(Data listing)
— Begin —

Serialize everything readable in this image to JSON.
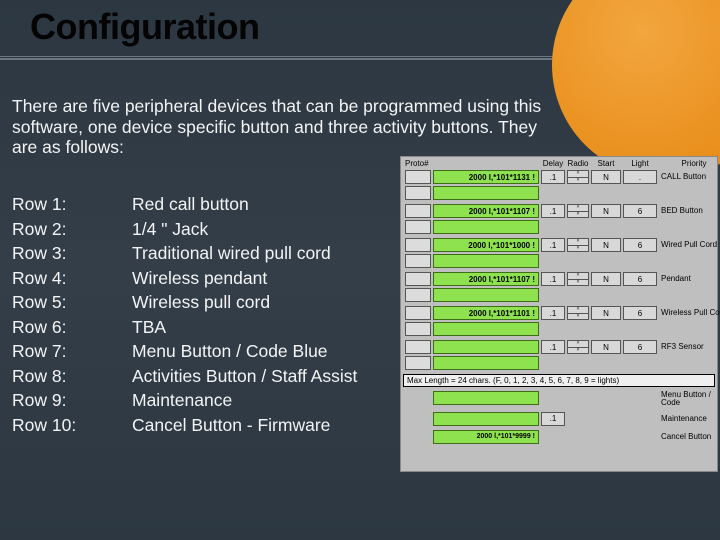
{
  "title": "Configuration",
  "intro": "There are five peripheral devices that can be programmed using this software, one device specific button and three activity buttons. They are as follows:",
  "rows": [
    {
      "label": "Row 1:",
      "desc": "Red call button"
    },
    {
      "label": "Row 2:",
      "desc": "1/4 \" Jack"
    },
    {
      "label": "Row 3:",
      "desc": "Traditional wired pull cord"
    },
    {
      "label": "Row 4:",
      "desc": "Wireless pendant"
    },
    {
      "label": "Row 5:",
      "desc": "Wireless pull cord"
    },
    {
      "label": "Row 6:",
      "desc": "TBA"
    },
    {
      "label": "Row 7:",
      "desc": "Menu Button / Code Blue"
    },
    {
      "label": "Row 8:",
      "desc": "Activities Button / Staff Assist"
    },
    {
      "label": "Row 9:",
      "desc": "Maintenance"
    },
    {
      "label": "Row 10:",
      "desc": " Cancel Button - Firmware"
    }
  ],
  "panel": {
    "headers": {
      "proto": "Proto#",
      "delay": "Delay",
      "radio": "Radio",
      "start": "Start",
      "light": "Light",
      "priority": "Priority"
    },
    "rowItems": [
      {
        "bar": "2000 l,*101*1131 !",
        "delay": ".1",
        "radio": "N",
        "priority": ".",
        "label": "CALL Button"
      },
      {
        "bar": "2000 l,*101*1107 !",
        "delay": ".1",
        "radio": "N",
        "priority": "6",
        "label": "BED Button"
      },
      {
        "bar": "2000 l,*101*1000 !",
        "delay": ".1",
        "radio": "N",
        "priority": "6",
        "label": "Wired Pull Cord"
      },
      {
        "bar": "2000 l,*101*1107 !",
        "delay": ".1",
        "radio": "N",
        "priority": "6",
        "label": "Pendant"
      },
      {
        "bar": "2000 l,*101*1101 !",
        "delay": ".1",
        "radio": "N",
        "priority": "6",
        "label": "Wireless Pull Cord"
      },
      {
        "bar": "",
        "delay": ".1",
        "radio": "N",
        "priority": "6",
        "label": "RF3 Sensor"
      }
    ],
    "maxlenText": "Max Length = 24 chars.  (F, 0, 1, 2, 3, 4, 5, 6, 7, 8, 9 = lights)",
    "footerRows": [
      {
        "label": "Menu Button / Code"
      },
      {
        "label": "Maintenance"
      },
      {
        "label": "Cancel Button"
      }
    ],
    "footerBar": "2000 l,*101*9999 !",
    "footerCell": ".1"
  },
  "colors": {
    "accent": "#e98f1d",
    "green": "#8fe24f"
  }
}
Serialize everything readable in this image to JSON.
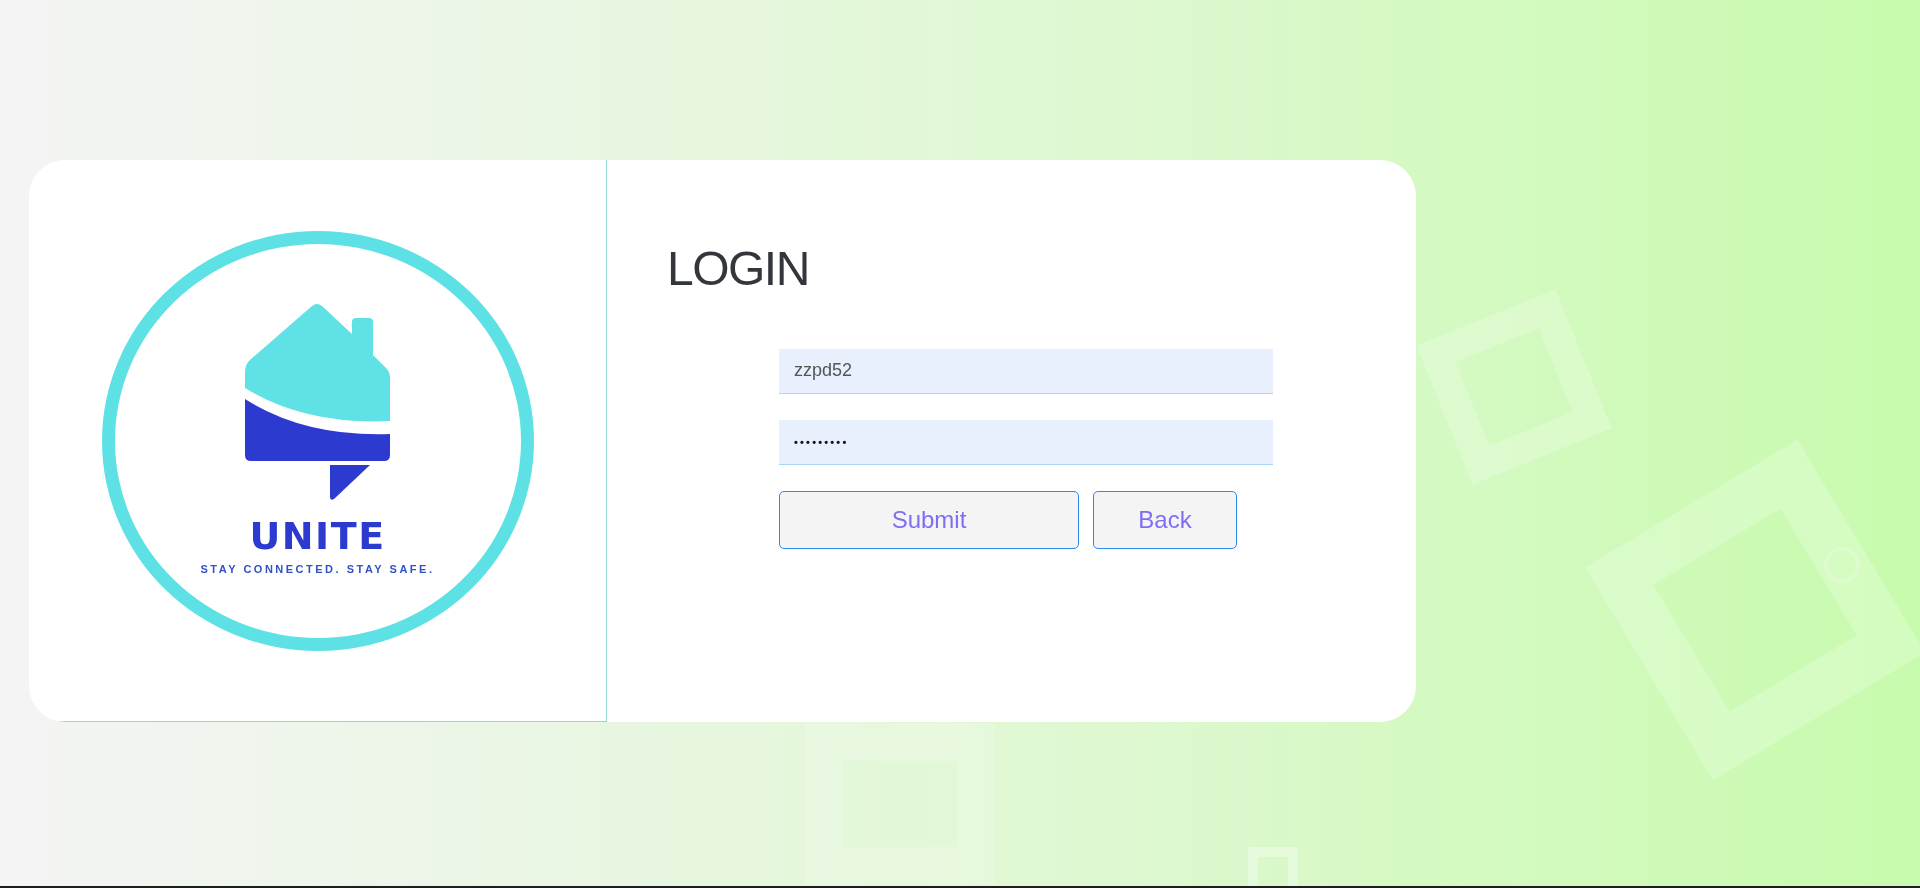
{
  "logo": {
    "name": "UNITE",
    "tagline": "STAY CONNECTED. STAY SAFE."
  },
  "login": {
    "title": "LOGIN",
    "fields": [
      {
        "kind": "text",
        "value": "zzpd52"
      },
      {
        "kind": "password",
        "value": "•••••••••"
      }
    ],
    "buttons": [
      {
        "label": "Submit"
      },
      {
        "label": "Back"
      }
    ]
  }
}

— End —

*WHAT TO DO*.
Within the listing above, copy each line that has the string "Code".

*RESULT BELOW*.
      "desc": "Menu Button / Code Blue"
        "label": "Menu Button / Code"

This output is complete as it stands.